DIRECTIVE = Provide the number of lines containing the word "dbar", and nothing else.
* BEGIN *
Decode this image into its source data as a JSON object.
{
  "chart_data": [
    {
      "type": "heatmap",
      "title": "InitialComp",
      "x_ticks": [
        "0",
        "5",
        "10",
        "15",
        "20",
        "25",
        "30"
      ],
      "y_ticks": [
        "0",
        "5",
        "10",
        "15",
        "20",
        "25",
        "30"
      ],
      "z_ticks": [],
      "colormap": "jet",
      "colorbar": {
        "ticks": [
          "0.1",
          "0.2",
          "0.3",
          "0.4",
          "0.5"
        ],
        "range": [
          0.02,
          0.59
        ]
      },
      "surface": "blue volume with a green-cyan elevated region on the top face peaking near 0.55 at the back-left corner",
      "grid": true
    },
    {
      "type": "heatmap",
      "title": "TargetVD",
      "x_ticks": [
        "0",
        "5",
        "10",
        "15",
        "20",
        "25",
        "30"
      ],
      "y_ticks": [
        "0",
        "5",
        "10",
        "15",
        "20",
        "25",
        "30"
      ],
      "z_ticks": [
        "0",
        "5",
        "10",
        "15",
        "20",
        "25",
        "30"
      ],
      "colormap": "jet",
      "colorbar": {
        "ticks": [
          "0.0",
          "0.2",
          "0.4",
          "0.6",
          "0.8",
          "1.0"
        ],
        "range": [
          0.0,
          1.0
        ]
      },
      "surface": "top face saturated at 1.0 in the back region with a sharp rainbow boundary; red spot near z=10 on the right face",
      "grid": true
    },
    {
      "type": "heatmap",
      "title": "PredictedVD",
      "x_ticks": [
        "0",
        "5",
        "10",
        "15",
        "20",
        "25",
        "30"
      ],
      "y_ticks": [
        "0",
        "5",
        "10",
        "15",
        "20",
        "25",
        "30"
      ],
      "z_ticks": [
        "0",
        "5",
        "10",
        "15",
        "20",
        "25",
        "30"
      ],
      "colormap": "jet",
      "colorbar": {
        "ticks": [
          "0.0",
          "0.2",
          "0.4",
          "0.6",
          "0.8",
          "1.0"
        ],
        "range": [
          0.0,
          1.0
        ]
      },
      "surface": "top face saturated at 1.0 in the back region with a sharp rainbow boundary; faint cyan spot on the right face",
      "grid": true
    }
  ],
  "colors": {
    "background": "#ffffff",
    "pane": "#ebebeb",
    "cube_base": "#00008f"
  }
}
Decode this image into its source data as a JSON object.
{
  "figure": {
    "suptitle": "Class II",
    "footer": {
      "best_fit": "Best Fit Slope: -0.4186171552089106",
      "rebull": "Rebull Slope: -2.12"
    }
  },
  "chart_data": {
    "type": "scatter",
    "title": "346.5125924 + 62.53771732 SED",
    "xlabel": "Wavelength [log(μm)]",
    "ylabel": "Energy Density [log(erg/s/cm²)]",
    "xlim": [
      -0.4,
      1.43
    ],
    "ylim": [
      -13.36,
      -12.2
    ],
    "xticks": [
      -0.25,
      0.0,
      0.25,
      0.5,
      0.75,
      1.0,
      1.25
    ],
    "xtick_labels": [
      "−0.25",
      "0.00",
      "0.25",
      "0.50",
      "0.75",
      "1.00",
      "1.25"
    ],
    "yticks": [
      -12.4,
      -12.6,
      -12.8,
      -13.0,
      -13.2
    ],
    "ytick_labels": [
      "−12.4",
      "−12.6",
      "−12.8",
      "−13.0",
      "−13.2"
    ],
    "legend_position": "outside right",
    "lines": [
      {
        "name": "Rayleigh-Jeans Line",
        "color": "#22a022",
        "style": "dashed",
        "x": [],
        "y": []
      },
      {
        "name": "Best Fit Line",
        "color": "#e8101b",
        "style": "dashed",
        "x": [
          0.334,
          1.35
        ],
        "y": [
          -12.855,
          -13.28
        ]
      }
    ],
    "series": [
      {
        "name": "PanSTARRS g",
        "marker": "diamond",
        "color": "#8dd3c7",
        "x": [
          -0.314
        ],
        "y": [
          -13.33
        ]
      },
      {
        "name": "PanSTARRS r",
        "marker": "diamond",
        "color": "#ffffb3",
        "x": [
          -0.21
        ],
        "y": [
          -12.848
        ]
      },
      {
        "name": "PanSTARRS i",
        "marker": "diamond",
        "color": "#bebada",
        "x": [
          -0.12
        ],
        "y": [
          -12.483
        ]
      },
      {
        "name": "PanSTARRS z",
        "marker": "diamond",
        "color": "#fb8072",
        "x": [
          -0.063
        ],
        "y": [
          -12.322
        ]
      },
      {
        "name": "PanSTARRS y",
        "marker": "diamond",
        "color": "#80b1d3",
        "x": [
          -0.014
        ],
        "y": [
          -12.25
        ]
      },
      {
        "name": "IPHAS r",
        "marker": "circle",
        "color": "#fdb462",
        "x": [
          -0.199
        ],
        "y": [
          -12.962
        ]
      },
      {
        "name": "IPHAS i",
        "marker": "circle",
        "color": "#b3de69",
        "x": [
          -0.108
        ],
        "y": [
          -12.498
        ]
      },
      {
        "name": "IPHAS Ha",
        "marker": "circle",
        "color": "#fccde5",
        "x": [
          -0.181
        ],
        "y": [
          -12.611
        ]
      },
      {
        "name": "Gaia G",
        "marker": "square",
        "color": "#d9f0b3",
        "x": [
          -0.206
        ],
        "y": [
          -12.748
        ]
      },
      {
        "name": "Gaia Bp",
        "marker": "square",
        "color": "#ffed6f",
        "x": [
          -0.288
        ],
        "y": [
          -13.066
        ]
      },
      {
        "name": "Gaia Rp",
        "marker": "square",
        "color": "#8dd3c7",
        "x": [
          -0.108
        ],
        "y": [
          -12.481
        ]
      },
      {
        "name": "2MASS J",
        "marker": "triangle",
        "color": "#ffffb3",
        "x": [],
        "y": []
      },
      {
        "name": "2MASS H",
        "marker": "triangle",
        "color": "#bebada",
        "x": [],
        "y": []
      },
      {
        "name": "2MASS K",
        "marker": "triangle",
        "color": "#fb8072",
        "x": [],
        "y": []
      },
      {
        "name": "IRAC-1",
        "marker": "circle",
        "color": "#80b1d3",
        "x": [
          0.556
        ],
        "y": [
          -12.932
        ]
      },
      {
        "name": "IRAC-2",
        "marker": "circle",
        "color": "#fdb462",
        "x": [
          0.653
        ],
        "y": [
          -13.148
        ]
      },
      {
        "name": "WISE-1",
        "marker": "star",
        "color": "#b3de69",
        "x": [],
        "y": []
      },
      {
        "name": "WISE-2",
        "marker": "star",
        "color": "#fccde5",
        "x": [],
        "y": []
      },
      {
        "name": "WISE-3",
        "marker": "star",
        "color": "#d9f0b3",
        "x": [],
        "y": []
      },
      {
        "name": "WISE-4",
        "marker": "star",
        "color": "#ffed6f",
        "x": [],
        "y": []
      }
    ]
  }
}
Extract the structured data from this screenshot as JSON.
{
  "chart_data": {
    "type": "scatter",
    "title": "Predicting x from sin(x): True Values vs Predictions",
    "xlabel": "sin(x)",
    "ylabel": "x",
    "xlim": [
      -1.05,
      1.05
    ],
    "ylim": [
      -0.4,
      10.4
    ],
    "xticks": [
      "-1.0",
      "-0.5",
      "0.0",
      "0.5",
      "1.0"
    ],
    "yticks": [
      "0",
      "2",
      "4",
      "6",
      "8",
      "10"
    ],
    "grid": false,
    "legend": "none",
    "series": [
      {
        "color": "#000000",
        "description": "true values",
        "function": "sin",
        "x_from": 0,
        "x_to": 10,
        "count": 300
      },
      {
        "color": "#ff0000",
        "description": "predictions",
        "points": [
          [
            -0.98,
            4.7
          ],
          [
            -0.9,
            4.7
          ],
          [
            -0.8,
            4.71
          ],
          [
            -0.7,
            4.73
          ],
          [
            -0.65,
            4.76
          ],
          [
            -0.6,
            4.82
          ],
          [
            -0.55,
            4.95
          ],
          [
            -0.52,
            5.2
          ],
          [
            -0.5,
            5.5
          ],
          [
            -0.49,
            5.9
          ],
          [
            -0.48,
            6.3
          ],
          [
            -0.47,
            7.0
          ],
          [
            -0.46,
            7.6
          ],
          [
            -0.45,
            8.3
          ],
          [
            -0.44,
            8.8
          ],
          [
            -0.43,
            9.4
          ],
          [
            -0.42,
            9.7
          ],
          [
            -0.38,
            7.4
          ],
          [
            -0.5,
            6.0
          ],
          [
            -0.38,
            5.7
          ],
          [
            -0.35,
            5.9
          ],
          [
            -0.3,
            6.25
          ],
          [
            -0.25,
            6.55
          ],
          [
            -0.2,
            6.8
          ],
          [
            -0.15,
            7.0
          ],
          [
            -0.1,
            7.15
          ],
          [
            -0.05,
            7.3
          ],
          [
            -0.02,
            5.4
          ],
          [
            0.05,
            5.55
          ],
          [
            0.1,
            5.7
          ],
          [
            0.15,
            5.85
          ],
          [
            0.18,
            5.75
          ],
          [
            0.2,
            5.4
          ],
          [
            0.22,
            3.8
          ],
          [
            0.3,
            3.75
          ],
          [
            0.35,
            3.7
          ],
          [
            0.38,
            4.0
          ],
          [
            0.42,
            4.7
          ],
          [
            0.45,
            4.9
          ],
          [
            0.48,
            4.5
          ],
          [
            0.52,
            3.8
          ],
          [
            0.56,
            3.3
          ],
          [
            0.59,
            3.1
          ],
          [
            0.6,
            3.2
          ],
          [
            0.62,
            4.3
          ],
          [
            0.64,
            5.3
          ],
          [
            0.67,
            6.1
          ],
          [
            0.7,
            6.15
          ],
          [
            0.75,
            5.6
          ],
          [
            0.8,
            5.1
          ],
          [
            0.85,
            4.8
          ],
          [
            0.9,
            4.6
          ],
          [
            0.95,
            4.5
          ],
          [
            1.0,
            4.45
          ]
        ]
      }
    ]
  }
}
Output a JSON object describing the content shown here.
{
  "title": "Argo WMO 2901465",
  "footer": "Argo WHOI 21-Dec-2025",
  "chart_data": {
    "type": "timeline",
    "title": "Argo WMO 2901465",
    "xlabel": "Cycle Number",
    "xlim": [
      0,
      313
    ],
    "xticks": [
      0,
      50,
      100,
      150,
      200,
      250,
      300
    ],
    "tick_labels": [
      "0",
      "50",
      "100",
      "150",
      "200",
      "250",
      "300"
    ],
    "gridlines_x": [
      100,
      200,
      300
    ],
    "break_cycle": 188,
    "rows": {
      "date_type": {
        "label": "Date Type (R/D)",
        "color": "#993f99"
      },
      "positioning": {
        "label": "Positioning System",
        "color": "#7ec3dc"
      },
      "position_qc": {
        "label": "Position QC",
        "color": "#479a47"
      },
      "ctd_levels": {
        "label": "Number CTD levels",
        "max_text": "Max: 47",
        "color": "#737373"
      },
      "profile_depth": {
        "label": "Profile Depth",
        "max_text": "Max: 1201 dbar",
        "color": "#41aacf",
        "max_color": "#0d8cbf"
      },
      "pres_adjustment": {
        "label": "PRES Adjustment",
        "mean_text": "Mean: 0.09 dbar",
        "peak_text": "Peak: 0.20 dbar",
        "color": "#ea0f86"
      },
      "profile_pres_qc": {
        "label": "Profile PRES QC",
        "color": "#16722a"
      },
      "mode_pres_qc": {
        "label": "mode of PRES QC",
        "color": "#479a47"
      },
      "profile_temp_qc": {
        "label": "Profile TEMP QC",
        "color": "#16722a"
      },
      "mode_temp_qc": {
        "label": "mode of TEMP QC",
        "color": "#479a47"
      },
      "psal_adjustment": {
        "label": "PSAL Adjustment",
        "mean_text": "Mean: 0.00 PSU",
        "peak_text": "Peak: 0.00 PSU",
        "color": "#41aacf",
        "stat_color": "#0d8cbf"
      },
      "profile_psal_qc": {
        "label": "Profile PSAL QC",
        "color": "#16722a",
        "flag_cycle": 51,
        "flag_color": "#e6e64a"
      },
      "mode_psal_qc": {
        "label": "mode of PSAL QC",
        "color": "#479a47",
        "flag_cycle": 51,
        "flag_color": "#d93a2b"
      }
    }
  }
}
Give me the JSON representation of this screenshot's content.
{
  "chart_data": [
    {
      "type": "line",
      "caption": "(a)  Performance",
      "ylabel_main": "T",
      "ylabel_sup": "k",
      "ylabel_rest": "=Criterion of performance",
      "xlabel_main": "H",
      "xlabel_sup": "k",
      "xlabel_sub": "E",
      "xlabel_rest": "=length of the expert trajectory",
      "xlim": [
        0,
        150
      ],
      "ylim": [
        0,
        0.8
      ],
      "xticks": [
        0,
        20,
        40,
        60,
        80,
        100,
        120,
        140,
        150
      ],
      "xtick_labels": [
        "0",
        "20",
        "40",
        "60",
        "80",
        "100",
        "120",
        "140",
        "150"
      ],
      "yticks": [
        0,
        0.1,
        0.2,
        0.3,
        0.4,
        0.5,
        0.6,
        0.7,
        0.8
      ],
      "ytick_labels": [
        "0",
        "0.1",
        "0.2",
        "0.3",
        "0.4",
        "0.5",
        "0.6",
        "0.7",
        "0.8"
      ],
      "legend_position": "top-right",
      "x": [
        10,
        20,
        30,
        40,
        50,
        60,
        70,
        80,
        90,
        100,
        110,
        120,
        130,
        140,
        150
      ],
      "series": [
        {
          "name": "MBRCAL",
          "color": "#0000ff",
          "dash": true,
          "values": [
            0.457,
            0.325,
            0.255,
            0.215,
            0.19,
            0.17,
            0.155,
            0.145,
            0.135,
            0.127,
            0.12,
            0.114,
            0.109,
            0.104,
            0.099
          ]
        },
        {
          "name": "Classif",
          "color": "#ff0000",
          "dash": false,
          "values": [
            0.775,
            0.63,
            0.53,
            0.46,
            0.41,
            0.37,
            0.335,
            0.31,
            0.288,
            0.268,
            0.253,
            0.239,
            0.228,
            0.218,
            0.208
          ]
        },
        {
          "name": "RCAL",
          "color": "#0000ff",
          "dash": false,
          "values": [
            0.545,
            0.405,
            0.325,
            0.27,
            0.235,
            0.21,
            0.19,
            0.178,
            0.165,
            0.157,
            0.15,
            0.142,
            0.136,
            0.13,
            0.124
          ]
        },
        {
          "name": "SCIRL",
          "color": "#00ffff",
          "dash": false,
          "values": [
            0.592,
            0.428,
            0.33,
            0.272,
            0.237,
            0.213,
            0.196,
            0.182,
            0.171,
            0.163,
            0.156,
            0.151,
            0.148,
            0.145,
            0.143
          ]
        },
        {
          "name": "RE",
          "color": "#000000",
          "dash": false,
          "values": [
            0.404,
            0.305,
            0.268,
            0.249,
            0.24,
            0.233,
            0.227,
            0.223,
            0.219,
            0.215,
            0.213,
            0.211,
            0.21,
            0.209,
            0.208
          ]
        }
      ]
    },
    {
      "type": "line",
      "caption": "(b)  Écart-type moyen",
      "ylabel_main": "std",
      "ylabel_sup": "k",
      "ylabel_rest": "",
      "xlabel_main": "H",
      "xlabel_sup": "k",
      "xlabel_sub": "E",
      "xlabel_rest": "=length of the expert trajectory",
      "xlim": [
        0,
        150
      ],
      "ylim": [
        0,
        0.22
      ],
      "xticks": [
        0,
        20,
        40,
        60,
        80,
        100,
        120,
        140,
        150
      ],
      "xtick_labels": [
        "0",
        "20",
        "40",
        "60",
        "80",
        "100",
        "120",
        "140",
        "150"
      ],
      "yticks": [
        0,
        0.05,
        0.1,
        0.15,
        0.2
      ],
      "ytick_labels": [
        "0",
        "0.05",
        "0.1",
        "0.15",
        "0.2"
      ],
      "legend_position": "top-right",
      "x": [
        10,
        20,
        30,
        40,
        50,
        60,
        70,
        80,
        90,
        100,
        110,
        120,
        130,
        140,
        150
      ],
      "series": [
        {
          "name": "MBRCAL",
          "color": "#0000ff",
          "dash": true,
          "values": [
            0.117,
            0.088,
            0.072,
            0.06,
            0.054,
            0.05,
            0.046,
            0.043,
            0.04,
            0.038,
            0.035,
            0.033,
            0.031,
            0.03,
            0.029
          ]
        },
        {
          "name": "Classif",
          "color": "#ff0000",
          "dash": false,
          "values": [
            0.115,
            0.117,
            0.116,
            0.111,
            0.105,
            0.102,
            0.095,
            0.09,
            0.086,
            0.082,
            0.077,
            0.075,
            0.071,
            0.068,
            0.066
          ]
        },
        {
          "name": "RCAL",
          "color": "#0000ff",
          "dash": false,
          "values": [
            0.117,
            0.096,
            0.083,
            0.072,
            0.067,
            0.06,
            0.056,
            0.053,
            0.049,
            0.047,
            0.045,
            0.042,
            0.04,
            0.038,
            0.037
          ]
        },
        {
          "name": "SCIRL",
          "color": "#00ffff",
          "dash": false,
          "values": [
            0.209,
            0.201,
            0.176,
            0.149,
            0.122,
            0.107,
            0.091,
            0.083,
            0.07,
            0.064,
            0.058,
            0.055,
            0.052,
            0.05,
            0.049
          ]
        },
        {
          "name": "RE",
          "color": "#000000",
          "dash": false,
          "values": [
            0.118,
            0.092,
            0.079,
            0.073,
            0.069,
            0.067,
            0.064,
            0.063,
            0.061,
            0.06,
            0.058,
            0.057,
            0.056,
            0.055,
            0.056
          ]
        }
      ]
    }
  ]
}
* END *
TASK RESULT = 3